(Data excerpts)

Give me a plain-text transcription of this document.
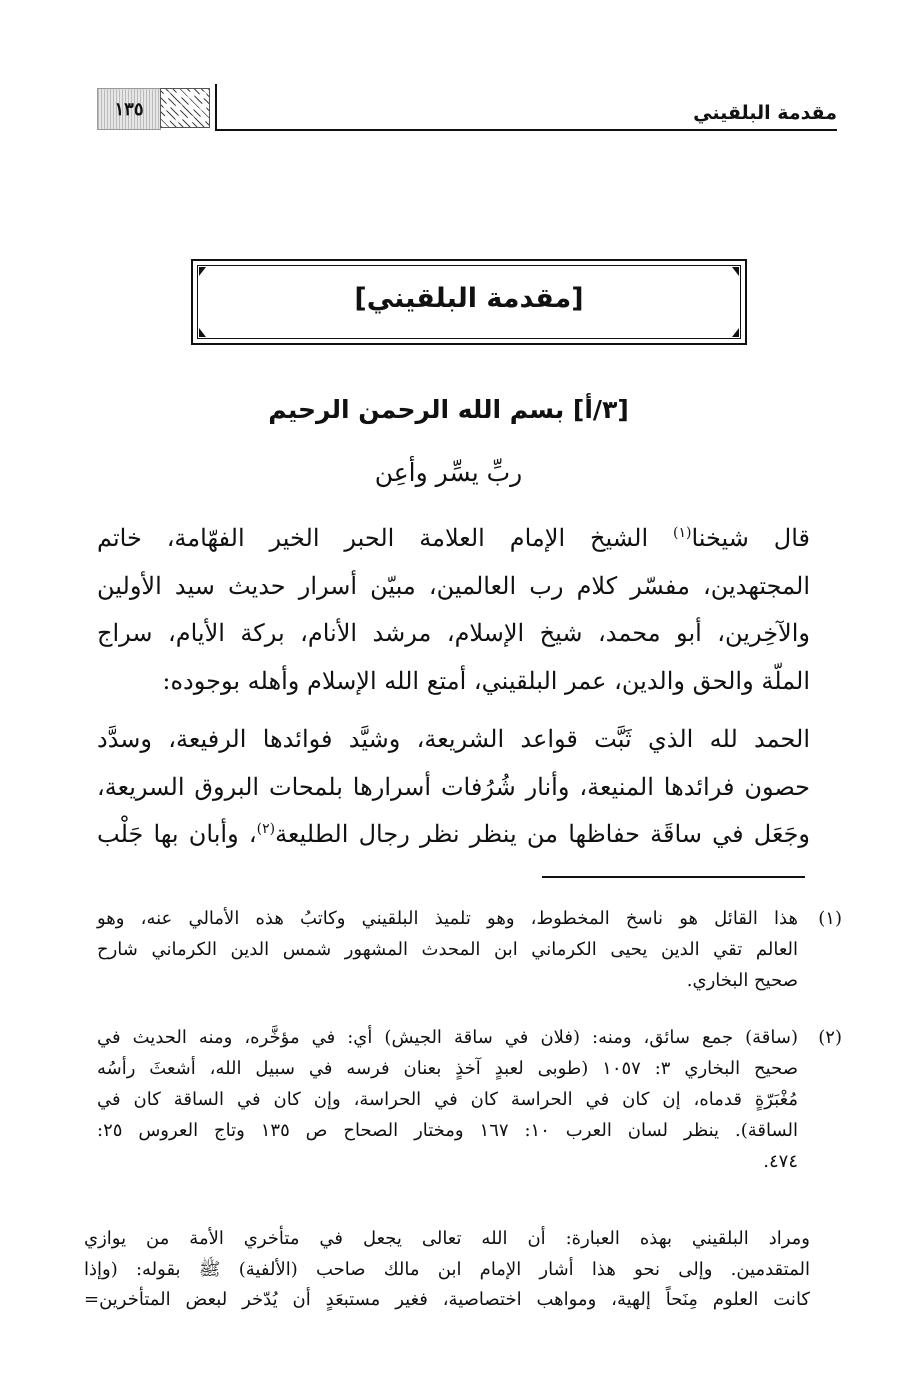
١٣٥	مقدمة البلقيني
[مقدمة البلقيني]
[٣/أ] بسم الله الرحمن الرحيم
ربِّ يسِّر وأعِن
قال شيخنا$^{(١)}$ الشيخ الإمام العلامة الحبر الخير الفهّامة، خاتم
المجتهدين، مفسّر كلام رب العالمين، مبيّن أسرار حديث سيد الأولين
والآخِرين، أبو محمد، شيخ الإسلام، مرشد الأنام، بركة الأيام، سراج
الملّة والحق والدين، عمر البلقيني، أمتع الله الإسلام وأهله بوجوده:
الحمد لله الذي ثَبَّت قواعد الشريعة، وشيَّد فوائدها الرفيعة، وسدَّد
حصون فرائدها المنيعة، وأنار شُرُفات أسرارها بلمحات البروق السريعة،
وجَعَل في ساقَة حفاظها من ينظر نظر رجال الطليعة$^{(٢)}$، وأبان بها جَلْب
(١)
هذا القائل هو ناسخ المخطوط، وهو تلميذ البلقيني وكاتبُ هذه الأمالي عنه، وهو
العالم تقي الدين يحيى الكرماني ابن المحدث المشهور شمس الدين الكرماني شارح
صحيح البخاري.
(٢)
(ساقة) جمع سائق، ومنه: (فلان في ساقة الجيش) أي: في مؤخَّره، ومنه الحديث في
صحيح البخاري ٣: ١٠٥٧ (طوبى لعبدٍ آخذٍ بعنان فرسه في سبيل الله، أشعثَ رأسُه
مُغْبَرّةٍ قدماه، إن كان في الحراسة كان في الحراسة، وإن كان في الساقة كان في
الساقة). ينظر لسان العرب ١٠: ١٦٧ ومختار الصحاح ص ١٣٥ وتاج العروس ٢٥:
٤٧٤.
ومراد البلقيني بهذه العبارة: أن الله تعالى يجعل في متأخري الأمة من يوازي
المتقدمين. وإلى نحو هذا أشار الإمام ابن مالك صاحب (الألفية) ﷺ بقوله: (وإذا
كانت العلوم مِنَحاً إلهية، ومواهب اختصاصية، فغير مستبعَدٍ أن يُدّخر لبعض المتأخرين=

- **What to do**
From the data above, copy each line that has the string "البلقيني".

- **Full response**
١٣٥	مقدمة البلقيني
[مقدمة البلقيني]
الملّة والحق والدين، عمر البلقيني، أمتع الله الإسلام وأهله بوجوده:
هذا القائل هو ناسخ المخطوط، وهو تلميذ البلقيني وكاتبُ هذه الأمالي عنه، وهو
ومراد البلقيني بهذه العبارة: أن الله تعالى يجعل في متأخري الأمة من يوازي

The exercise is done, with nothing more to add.